Pictures stay out of the copy; set down each line of the listing below exactly.
======== Exercise inputs
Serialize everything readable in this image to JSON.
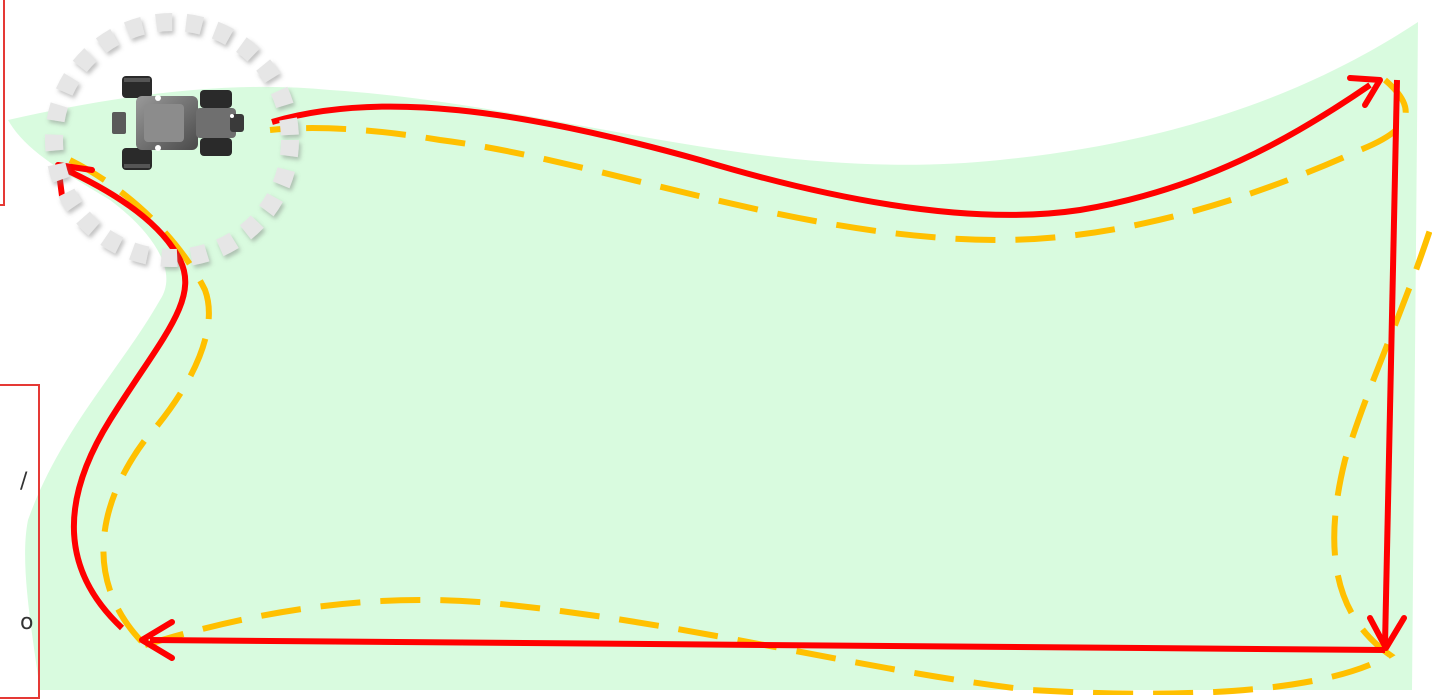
{
  "colors": {
    "field_fill": "#d9fbdf",
    "planned_path": "#ff0000",
    "field_boundary": "#ffc000",
    "robot_range": "#e6e6e6",
    "frame_border": "#e53935"
  },
  "icons": {
    "robot": "robot-tractor-icon",
    "range": "dotted-circle"
  },
  "side_glyphs": [
    "/",
    "o"
  ]
}
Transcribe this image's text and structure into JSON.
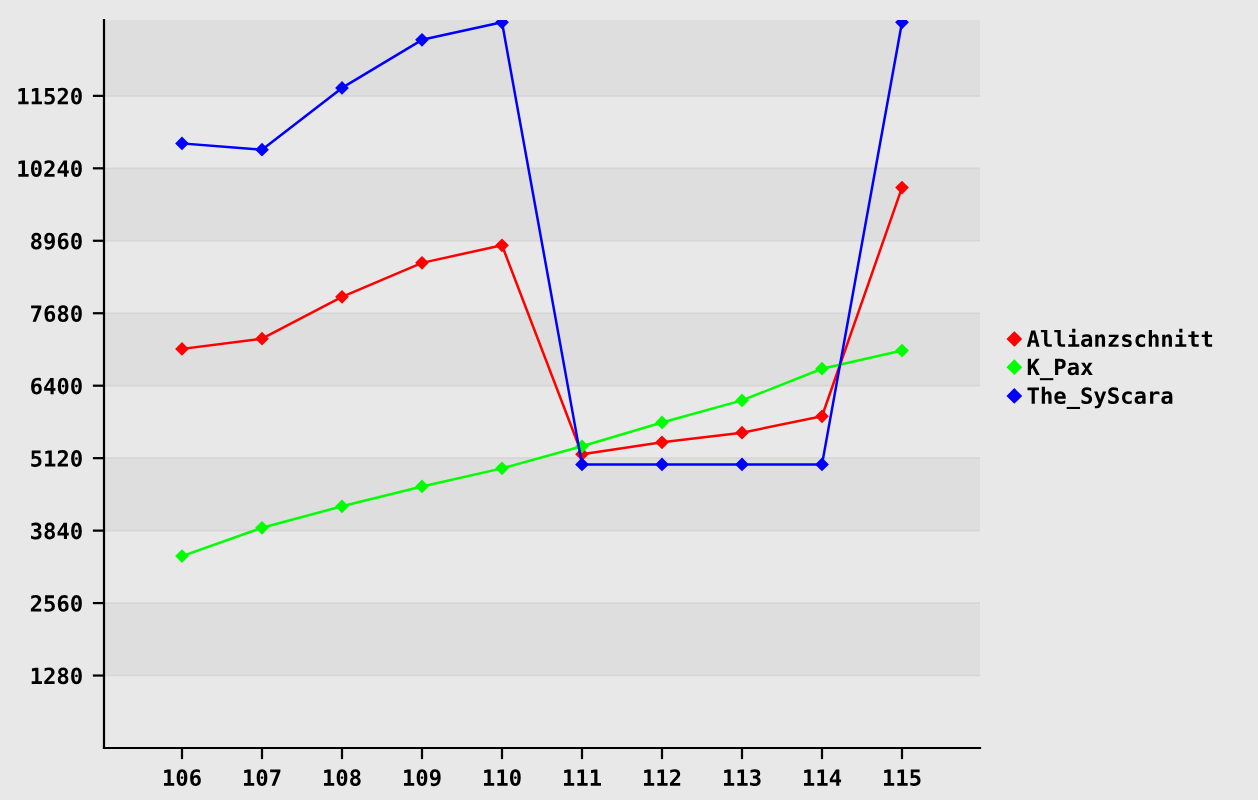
{
  "chart_data": {
    "type": "line",
    "categories": [
      "106",
      "107",
      "108",
      "109",
      "110",
      "111",
      "112",
      "113",
      "114",
      "115"
    ],
    "series": [
      {
        "name": "Allianzschnitt",
        "color": "#ff0000",
        "values": [
          7050,
          7230,
          7970,
          8570,
          8880,
          5190,
          5400,
          5570,
          5860,
          9900
        ]
      },
      {
        "name": "K_Pax",
        "color": "#00ff00",
        "values": [
          3390,
          3890,
          4270,
          4620,
          4940,
          5330,
          5750,
          6140,
          6700,
          7020
        ]
      },
      {
        "name": "The_SyScara",
        "color": "#0000ff",
        "values": [
          10680,
          10570,
          11660,
          12510,
          12820,
          5010,
          5010,
          5010,
          5010,
          12820
        ]
      }
    ],
    "ylim": [
      0,
      12860
    ],
    "yticks": [
      1280,
      2560,
      3840,
      5120,
      6400,
      7680,
      8960,
      10240,
      11520
    ],
    "bands": [
      {
        "axis": "y",
        "from": 1280,
        "to": 2560,
        "color": "#dedede"
      },
      {
        "axis": "y",
        "from": 3840,
        "to": 5120,
        "color": "#dedede"
      },
      {
        "axis": "y",
        "from": 6400,
        "to": 7680,
        "color": "#dedede"
      },
      {
        "axis": "y",
        "from": 8960,
        "to": 10240,
        "color": "#dedede"
      },
      {
        "axis": "y",
        "from": 11520,
        "to": 12860,
        "color": "#dedede"
      }
    ],
    "grid": "y",
    "legend": "right",
    "marker": "diamond",
    "line_style": "solid"
  }
}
================
**Full response:**
Serialize everything readable in this image to JSON.
{
  "colors": {
    "field_fill": "#d9fbdf",
    "planned_path": "#ff0000",
    "field_boundary": "#ffc000",
    "robot_range": "#e6e6e6",
    "frame_border": "#e53935"
  },
  "icons": {
    "robot": "robot-tractor-icon",
    "range": "dotted-circle"
  },
  "side_glyphs": [
    "/",
    "o"
  ]
}
Transcribe this image's text and structure into JSON.
{
  "chart_data": {
    "type": "line",
    "categories": [
      "106",
      "107",
      "108",
      "109",
      "110",
      "111",
      "112",
      "113",
      "114",
      "115"
    ],
    "series": [
      {
        "name": "Allianzschnitt",
        "color": "#ff0000",
        "values": [
          7050,
          7230,
          7970,
          8570,
          8880,
          5190,
          5400,
          5570,
          5860,
          9900
        ]
      },
      {
        "name": "K_Pax",
        "color": "#00ff00",
        "values": [
          3390,
          3890,
          4270,
          4620,
          4940,
          5330,
          5750,
          6140,
          6700,
          7020
        ]
      },
      {
        "name": "The_SyScara",
        "color": "#0000ff",
        "values": [
          10680,
          10570,
          11660,
          12510,
          12820,
          5010,
          5010,
          5010,
          5010,
          12820
        ]
      }
    ],
    "ylim": [
      0,
      12860
    ],
    "yticks": [
      1280,
      2560,
      3840,
      5120,
      6400,
      7680,
      8960,
      10240,
      11520
    ],
    "bands": [
      {
        "axis": "y",
        "from": 1280,
        "to": 2560,
        "color": "#dedede"
      },
      {
        "axis": "y",
        "from": 3840,
        "to": 5120,
        "color": "#dedede"
      },
      {
        "axis": "y",
        "from": 6400,
        "to": 7680,
        "color": "#dedede"
      },
      {
        "axis": "y",
        "from": 8960,
        "to": 10240,
        "color": "#dedede"
      },
      {
        "axis": "y",
        "from": 11520,
        "to": 12860,
        "color": "#dedede"
      }
    ],
    "grid": "y",
    "legend": "right",
    "marker": "diamond",
    "line_style": "solid"
  }
}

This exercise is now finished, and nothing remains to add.